--- START Records supplied ---

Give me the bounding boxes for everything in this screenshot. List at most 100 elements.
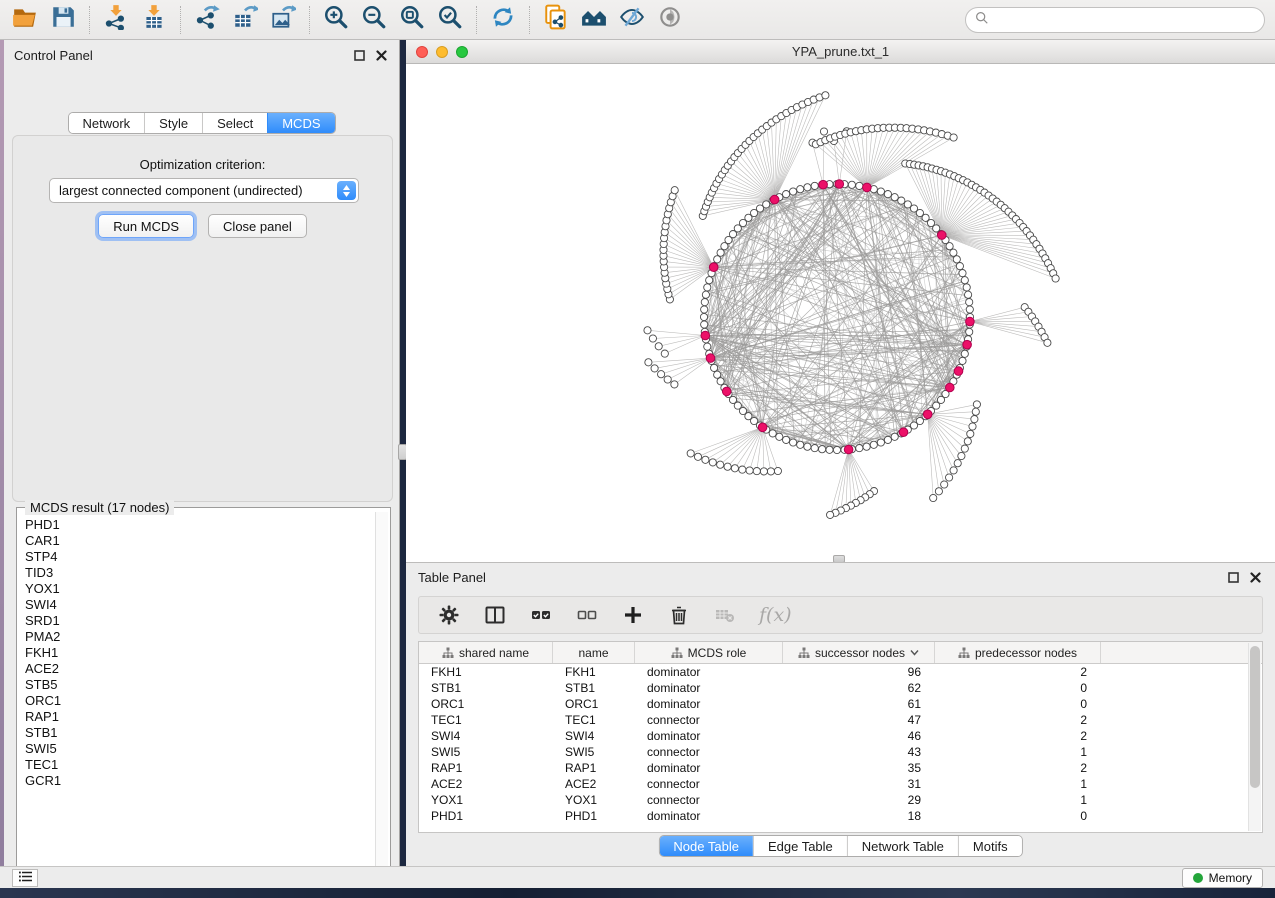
mcds-result-item[interactable]: SWI4 (25, 597, 374, 613)
float-table-panel-icon[interactable] (1225, 569, 1241, 585)
tab-style[interactable]: Style (144, 113, 202, 133)
table-row-RAP1[interactable]: RAP1RAP1dominator352 (419, 760, 1262, 776)
network-leaf-node[interactable] (820, 128, 827, 135)
network-mcds-hub-node[interactable] (946, 383, 955, 392)
network-node[interactable] (790, 188, 797, 195)
network-leaf-node[interactable] (645, 359, 652, 366)
network-leaf-node[interactable] (694, 453, 701, 460)
network-node[interactable] (965, 291, 972, 298)
network-mcds-hub-node[interactable] (923, 410, 932, 419)
network-node[interactable] (714, 256, 721, 263)
table-scrollbar[interactable] (1248, 643, 1261, 831)
network-leaf-node[interactable] (954, 460, 961, 467)
network-mcds-hub-node[interactable] (819, 180, 828, 189)
mcds-result-item[interactable]: STP4 (25, 549, 374, 565)
close-window-icon[interactable] (416, 46, 428, 58)
network-leaf-node[interactable] (746, 467, 753, 474)
network-node[interactable] (966, 299, 973, 306)
run-mcds-button[interactable]: Run MCDS (98, 214, 194, 238)
network-node[interactable] (804, 443, 811, 450)
network-leaf-node[interactable] (1044, 339, 1051, 346)
mcds-result-item[interactable]: ORC1 (25, 693, 374, 709)
network-leaf-node[interactable] (644, 327, 651, 334)
zoom-out-button[interactable] (355, 4, 393, 36)
tab-edge-table[interactable]: Edge Table (753, 836, 847, 856)
network-leaf-node[interactable] (935, 488, 942, 495)
mcds-result-item[interactable]: RAP1 (25, 709, 374, 725)
table-row-TEC1[interactable]: TEC1TEC1connector472 (419, 712, 1262, 728)
network-node[interactable] (961, 350, 968, 357)
network-node[interactable] (963, 284, 970, 291)
network-leaf-node[interactable] (661, 350, 668, 357)
network-node[interactable] (776, 433, 783, 440)
zoom-selected-button[interactable] (431, 4, 469, 36)
table-row-STB1[interactable]: STB1STB1dominator620 (419, 680, 1262, 696)
network-node[interactable] (833, 446, 840, 453)
network-leaf-node[interactable] (731, 465, 738, 472)
network-leaf-node[interactable] (664, 376, 671, 383)
network-leaf-node[interactable] (941, 481, 948, 488)
column-header-MCDS-role[interactable]: MCDS role (635, 642, 783, 663)
network-node[interactable] (884, 191, 891, 198)
export-table-button[interactable] (226, 4, 264, 36)
network-leaf-node[interactable] (767, 468, 774, 475)
network-leaf-node[interactable] (973, 401, 980, 408)
mcds-result-item[interactable]: ACE2 (25, 661, 374, 677)
network-node[interactable] (701, 306, 708, 313)
network-mcds-hub-node[interactable] (966, 317, 975, 326)
network-node[interactable] (717, 249, 724, 256)
mcds-result-item[interactable]: STB1 (25, 725, 374, 741)
network-leaf-node[interactable] (969, 423, 976, 430)
network-node[interactable] (891, 433, 898, 440)
network-mcds-hub-node[interactable] (758, 423, 767, 432)
network-leaf-node[interactable] (702, 456, 709, 463)
network-node[interactable] (790, 439, 797, 446)
network-node[interactable] (701, 299, 708, 306)
network-node[interactable] (797, 441, 804, 448)
import-table-button[interactable] (135, 4, 173, 36)
tab-network-table[interactable]: Network Table (847, 836, 958, 856)
network-leaf-node[interactable] (658, 371, 665, 378)
network-mcds-hub-node[interactable] (863, 183, 872, 192)
network-leaf-node[interactable] (822, 92, 829, 99)
delete-column-trash-icon[interactable] (667, 603, 691, 627)
export-image-button[interactable] (264, 4, 302, 36)
save-session-button[interactable] (44, 4, 82, 36)
show-panels-list-button[interactable] (12, 869, 38, 887)
network-node[interactable] (950, 249, 957, 256)
network-leaf-node[interactable] (972, 408, 979, 415)
network-leaf-node[interactable] (655, 343, 662, 350)
tab-node-table[interactable]: Node Table (659, 836, 753, 856)
mcds-result-item[interactable]: TID3 (25, 565, 374, 581)
tab-motifs[interactable]: Motifs (958, 836, 1022, 856)
network-node[interactable] (891, 194, 898, 201)
network-node[interactable] (959, 270, 966, 277)
network-node[interactable] (783, 436, 790, 443)
table-row-ACE2[interactable]: ACE2ACE2connector311 (419, 776, 1262, 792)
table-row-ORC1[interactable]: ORC1ORC1dominator610 (419, 696, 1262, 712)
add-column-plus-icon[interactable] (621, 603, 645, 627)
network-node[interactable] (819, 446, 826, 453)
export-network-button[interactable] (188, 4, 226, 36)
network-node[interactable] (702, 291, 709, 298)
network-node[interactable] (870, 441, 877, 448)
network-node[interactable] (956, 263, 963, 270)
new-network-from-selection-button[interactable] (537, 4, 575, 36)
network-node[interactable] (711, 364, 718, 371)
column-header-shared-name[interactable]: shared name (419, 642, 553, 663)
network-leaf-node[interactable] (774, 467, 781, 474)
network-mcds-hub-node[interactable] (938, 231, 947, 240)
zoom-in-button[interactable] (317, 4, 355, 36)
network-leaf-node[interactable] (971, 416, 978, 423)
network-node[interactable] (769, 430, 776, 437)
network-node[interactable] (763, 201, 770, 208)
table-row-PHD1[interactable]: PHD1PHD1dominator180 (419, 808, 1262, 824)
select-all-icon[interactable] (529, 603, 553, 627)
network-leaf-node[interactable] (950, 134, 957, 141)
network-node[interactable] (804, 184, 811, 191)
network-mcds-hub-node[interactable] (844, 445, 853, 454)
network-node[interactable] (966, 306, 973, 313)
network-leaf-node[interactable] (967, 430, 974, 437)
network-mcds-hub-node[interactable] (963, 340, 972, 349)
network-node[interactable] (704, 343, 711, 350)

--- END Records supplied ---

◆ **Task description**
Rewrite all the lines above, replacing "mcds-result-item" with "mcds-result-row" and changing nothing else. Omit the pictures.

◆ **Answer**
Give me the bounding boxes for everything in this screenshot. List at most 100 elements.
mcds-result-row[interactable]: SWI4 (25, 597, 374, 613)
float-table-panel-icon[interactable] (1225, 569, 1241, 585)
tab-style[interactable]: Style (144, 113, 202, 133)
table-row-RAP1[interactable]: RAP1RAP1dominator352 (419, 760, 1262, 776)
network-leaf-node[interactable] (820, 128, 827, 135)
network-mcds-hub-node[interactable] (946, 383, 955, 392)
network-node[interactable] (790, 188, 797, 195)
network-leaf-node[interactable] (645, 359, 652, 366)
network-leaf-node[interactable] (694, 453, 701, 460)
network-node[interactable] (965, 291, 972, 298)
network-mcds-hub-node[interactable] (923, 410, 932, 419)
network-node[interactable] (714, 256, 721, 263)
table-scrollbar[interactable] (1248, 643, 1261, 831)
network-leaf-node[interactable] (954, 460, 961, 467)
network-mcds-hub-node[interactable] (819, 180, 828, 189)
mcds-result-row[interactable]: STP4 (25, 549, 374, 565)
close-window-icon[interactable] (416, 46, 428, 58)
network-leaf-node[interactable] (746, 467, 753, 474)
network-node[interactable] (966, 299, 973, 306)
run-mcds-button[interactable]: Run MCDS (98, 214, 194, 238)
network-node[interactable] (804, 443, 811, 450)
network-leaf-node[interactable] (1044, 339, 1051, 346)
mcds-result-row[interactable]: ORC1 (25, 693, 374, 709)
network-leaf-node[interactable] (644, 327, 651, 334)
zoom-out-button[interactable] (355, 4, 393, 36)
tab-edge-table[interactable]: Edge Table (753, 836, 847, 856)
network-leaf-node[interactable] (935, 488, 942, 495)
mcds-result-row[interactable]: RAP1 (25, 709, 374, 725)
table-row-TEC1[interactable]: TEC1TEC1connector472 (419, 712, 1262, 728)
network-node[interactable] (961, 350, 968, 357)
network-node[interactable] (963, 284, 970, 291)
network-leaf-node[interactable] (661, 350, 668, 357)
network-node[interactable] (776, 433, 783, 440)
zoom-selected-button[interactable] (431, 4, 469, 36)
table-row-STB1[interactable]: STB1STB1dominator620 (419, 680, 1262, 696)
network-node[interactable] (833, 446, 840, 453)
network-leaf-node[interactable] (731, 465, 738, 472)
network-leaf-node[interactable] (664, 376, 671, 383)
network-leaf-node[interactable] (941, 481, 948, 488)
column-header-MCDS-role[interactable]: MCDS role (635, 642, 783, 663)
network-node[interactable] (884, 191, 891, 198)
export-table-button[interactable] (226, 4, 264, 36)
network-leaf-node[interactable] (767, 468, 774, 475)
network-leaf-node[interactable] (973, 401, 980, 408)
mcds-result-row[interactable]: ACE2 (25, 661, 374, 677)
network-node[interactable] (701, 306, 708, 313)
network-mcds-hub-node[interactable] (966, 317, 975, 326)
network-node[interactable] (717, 249, 724, 256)
mcds-result-row[interactable]: STB1 (25, 725, 374, 741)
network-leaf-node[interactable] (969, 423, 976, 430)
network-node[interactable] (891, 433, 898, 440)
network-mcds-hub-node[interactable] (758, 423, 767, 432)
network-leaf-node[interactable] (702, 456, 709, 463)
network-node[interactable] (790, 439, 797, 446)
network-node[interactable] (701, 299, 708, 306)
network-node[interactable] (797, 441, 804, 448)
import-table-button[interactable] (135, 4, 173, 36)
tab-network-table[interactable]: Network Table (847, 836, 958, 856)
network-leaf-node[interactable] (658, 371, 665, 378)
network-mcds-hub-node[interactable] (863, 183, 872, 192)
network-leaf-node[interactable] (822, 92, 829, 99)
delete-column-trash-icon[interactable] (667, 603, 691, 627)
export-image-button[interactable] (264, 4, 302, 36)
save-session-button[interactable] (44, 4, 82, 36)
show-panels-list-button[interactable] (12, 869, 38, 887)
network-node[interactable] (950, 249, 957, 256)
network-leaf-node[interactable] (972, 408, 979, 415)
network-leaf-node[interactable] (655, 343, 662, 350)
tab-node-table[interactable]: Node Table (659, 836, 753, 856)
mcds-result-row[interactable]: TID3 (25, 565, 374, 581)
tab-motifs[interactable]: Motifs (958, 836, 1022, 856)
network-node[interactable] (891, 194, 898, 201)
network-node[interactable] (959, 270, 966, 277)
network-node[interactable] (783, 436, 790, 443)
table-row-ACE2[interactable]: ACE2ACE2connector311 (419, 776, 1262, 792)
table-row-ORC1[interactable]: ORC1ORC1dominator610 (419, 696, 1262, 712)
add-column-plus-icon[interactable] (621, 603, 645, 627)
network-node[interactable] (819, 446, 826, 453)
export-network-button[interactable] (188, 4, 226, 36)
network-node[interactable] (702, 291, 709, 298)
network-node[interactable] (870, 441, 877, 448)
network-node[interactable] (956, 263, 963, 270)
new-network-from-selection-button[interactable] (537, 4, 575, 36)
network-node[interactable] (711, 364, 718, 371)
column-header-shared-name[interactable]: shared name (419, 642, 553, 663)
network-leaf-node[interactable] (774, 467, 781, 474)
network-mcds-hub-node[interactable] (938, 231, 947, 240)
zoom-in-button[interactable] (317, 4, 355, 36)
network-leaf-node[interactable] (971, 416, 978, 423)
network-node[interactable] (769, 430, 776, 437)
network-node[interactable] (763, 201, 770, 208)
table-row-PHD1[interactable]: PHD1PHD1dominator180 (419, 808, 1262, 824)
select-all-icon[interactable] (529, 603, 553, 627)
network-leaf-node[interactable] (950, 134, 957, 141)
network-node[interactable] (804, 184, 811, 191)
network-mcds-hub-node[interactable] (844, 445, 853, 454)
network-node[interactable] (966, 306, 973, 313)
network-leaf-node[interactable] (967, 430, 974, 437)
network-mcds-hub-node[interactable] (963, 340, 972, 349)
network-node[interactable] (704, 343, 711, 350)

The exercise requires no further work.